- **RICHIESTA 1**:
Nel brano sulla morte, con quale simbolo la simbologia esoterica occidentale e orientale rappresenta vita e morte?
- **RICHIESTA 2**:
Trascrivi fedelmente dal brano sulla morte il passo che comincia con "Non a caso nella" e termina con "verso il divino.".

- **BRANO DA LEGGERE**:
━━━━━━━━━━

Ad eccezione dell'uomo nessun essere si meraviglia della propria esistenza... è invero la cognizione della morte, insieme con la vista del dolore e della miseria della vita, che ha senza dubbio dato l'impulso più forte alla riflessione filosofica e alle spiegazioni metafisiche del mondo. Se la nostra vita fosse senza fine e senza dolore, a nessuno forse verrebbe in mente di domandarsi perché il mondo esiste e perché sia fatto proprio così”
(A. Schopenhauer)

 

Tutti gli esseri viventi, ma in particolare l'uomo, si sono sempre dovuti confrontare con la realtà della morte e con le sensazioni di angoscia e di privazione che si accompagnano ad essa.
Per la società contemporanea, però, ormai caratterizzata dal consumismo edonista, la morte diventa quasi un tabù, anziché, come era per gli antichi, uno sprone a vivere con intensità, consapevolezza, senso di responsabilità ed eticità.
René Guénon, uno dei massimi filosofi esoterici della prima metà del XX secolo, ha scritto:
“la civiltà moderna appare nella storia come una vera e propria anomalia: fra tutte quelle che conosciamo essa è la sola che si sia sviluppata in un senso puramente materiale, la sola altresì che non si fonda su alcun principio di ordine superiore. Tale sviluppo materiale... è stato accompagnato da una regressione intellettuale... Intendiamo qui, beninteso, parlare della vera e pura intellettualità, che si potrebbe anche chiamare spiritualità...”.
Eppure l'uomo ha sempre sentito dentro di sé, fin dai tempi della mitologia, il richiamo di una realtà spirituale alla quale ritiene di appartenere di diritto in quanto essere dotato di coscienza.
Tutti noi siamo mortali ma aspiriamo indistintamente all'immortalità; esiste quindi un qualcosa che ci spinge al di là dello spazio e del tempo, oltre la morte. Si tratta forse di una forza misteriosa che genera la vita e che si muove perpetuamente di generazione in generazione.
Non a caso nella simbologia esoterica occidentale ed orientale vita e morte sono rappresentate in modo inseparabile dalla ruota. Essa infatti non è altro che una circonferenza dove l'inizio corrisponde necessariamente alla fine in assenza però di qualsiasi termine ultimo.
La Filosofia, nata dal confronto con la morte e dalla ricerca della suprema conoscenza mistica può avere la stessa funzione del rito iniziatico: quella di guidare l'anima verso il divino.

━━━━━━━━━━

- **INFORMAZIONI ESTRATTE**:
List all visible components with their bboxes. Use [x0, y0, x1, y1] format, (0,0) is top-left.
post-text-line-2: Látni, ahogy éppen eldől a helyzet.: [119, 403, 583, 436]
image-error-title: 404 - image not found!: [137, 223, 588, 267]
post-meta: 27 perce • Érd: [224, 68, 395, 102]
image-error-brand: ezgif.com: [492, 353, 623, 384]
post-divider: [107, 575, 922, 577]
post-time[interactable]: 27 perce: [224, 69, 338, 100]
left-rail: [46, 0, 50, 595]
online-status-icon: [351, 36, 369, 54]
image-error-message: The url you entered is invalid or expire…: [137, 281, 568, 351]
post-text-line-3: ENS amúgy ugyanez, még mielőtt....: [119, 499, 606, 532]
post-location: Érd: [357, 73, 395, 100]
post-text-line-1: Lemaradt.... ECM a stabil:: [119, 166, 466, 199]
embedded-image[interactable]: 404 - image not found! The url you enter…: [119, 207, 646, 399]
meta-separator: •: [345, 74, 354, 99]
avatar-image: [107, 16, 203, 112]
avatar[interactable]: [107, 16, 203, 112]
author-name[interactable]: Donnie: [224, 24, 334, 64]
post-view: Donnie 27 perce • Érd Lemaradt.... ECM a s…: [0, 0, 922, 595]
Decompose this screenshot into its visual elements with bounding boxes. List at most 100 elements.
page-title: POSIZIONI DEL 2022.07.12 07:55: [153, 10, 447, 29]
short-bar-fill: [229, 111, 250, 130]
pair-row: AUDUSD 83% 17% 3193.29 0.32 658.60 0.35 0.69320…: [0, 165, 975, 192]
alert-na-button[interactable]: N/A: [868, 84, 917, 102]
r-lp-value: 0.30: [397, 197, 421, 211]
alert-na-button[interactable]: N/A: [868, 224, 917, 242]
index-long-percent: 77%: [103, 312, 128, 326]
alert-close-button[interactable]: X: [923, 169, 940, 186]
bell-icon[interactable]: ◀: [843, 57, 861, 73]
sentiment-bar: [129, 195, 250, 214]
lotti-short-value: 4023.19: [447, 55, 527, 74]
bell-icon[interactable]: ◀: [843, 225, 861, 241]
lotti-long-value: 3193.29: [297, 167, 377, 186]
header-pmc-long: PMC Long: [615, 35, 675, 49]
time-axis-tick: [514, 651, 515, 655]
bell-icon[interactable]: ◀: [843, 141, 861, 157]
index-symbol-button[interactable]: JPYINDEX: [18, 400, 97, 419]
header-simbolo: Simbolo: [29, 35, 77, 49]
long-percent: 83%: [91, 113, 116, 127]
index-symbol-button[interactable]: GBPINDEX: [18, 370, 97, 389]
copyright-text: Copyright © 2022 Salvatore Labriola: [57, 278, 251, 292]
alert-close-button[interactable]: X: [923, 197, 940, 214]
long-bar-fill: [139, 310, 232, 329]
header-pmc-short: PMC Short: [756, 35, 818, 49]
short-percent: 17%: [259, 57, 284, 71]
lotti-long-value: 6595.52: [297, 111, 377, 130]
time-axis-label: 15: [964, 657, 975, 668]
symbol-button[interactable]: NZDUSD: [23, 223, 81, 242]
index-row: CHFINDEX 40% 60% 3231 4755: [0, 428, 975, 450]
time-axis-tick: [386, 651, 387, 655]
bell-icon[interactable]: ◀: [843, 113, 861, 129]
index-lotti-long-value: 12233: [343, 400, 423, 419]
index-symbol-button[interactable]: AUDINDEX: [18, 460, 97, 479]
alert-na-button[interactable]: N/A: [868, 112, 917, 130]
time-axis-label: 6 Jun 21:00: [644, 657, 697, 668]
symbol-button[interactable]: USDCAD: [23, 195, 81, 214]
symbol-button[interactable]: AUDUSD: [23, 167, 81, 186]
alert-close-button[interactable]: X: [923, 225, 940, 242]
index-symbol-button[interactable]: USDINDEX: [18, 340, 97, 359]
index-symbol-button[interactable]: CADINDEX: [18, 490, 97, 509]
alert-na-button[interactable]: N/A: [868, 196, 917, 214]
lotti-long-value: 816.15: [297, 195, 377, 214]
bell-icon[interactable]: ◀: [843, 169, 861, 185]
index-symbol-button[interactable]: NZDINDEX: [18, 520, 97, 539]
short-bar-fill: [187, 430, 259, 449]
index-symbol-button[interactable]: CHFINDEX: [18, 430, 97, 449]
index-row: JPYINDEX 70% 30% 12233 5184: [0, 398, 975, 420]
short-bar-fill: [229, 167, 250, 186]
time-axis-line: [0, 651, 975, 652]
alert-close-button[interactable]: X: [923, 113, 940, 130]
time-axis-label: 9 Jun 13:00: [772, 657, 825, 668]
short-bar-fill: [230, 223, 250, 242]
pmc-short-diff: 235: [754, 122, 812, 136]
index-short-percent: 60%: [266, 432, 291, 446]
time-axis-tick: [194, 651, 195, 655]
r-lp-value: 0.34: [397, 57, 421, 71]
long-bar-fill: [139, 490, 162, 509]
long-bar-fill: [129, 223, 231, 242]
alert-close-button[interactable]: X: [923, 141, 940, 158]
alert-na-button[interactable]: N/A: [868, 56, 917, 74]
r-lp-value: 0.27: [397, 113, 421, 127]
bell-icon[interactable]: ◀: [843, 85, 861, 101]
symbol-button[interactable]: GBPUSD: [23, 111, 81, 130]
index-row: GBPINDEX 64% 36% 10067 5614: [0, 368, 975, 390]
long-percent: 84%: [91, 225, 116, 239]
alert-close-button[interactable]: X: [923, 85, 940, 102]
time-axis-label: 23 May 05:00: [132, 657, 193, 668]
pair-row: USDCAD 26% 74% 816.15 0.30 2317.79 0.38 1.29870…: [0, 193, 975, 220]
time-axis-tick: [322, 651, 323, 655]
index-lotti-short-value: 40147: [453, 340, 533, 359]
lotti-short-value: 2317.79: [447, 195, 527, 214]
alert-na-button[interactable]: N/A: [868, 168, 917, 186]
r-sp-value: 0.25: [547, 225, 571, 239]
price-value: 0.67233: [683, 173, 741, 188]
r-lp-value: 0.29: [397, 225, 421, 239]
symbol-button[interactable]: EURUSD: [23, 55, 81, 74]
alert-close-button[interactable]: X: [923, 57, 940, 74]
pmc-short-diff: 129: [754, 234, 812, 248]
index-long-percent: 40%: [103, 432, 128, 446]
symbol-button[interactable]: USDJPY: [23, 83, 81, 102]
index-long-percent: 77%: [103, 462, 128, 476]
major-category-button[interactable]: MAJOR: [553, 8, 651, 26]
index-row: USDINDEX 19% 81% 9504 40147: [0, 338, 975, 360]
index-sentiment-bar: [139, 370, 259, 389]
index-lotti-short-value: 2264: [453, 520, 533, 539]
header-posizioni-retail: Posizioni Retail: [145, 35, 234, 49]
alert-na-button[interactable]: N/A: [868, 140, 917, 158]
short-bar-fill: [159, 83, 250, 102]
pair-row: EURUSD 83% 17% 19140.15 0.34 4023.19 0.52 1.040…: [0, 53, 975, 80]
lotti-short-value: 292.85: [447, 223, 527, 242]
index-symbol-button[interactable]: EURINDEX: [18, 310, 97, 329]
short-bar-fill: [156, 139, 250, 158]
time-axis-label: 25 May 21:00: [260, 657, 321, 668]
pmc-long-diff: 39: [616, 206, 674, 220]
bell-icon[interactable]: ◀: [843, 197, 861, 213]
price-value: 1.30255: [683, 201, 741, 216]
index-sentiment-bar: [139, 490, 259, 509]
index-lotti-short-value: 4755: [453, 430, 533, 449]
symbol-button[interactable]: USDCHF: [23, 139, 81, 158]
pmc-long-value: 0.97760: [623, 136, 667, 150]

━━━━━━━━━━

- **RISPOSTA SCRITTA 1**:
Con la ruota, che le rappresenta in modo inseparabile.

- **RISPOSTA SCRITTA 2**:
Non a caso nella simbologia esoterica occidentale ed orientale vita e morte sono rappresentate in modo inseparabile dalla ruota. Essa infatti non è altro che una circonferenza dove l'inizio corrisponde necessariamente alla fine in assenza però di qualsiasi termine ultimo.
La Filosofia, nata dal confronto con la morte e dalla ricerca della suprema conoscenza mistica può avere la stessa funzione del rito iniziatico: quella di guidare l'anima verso il divino.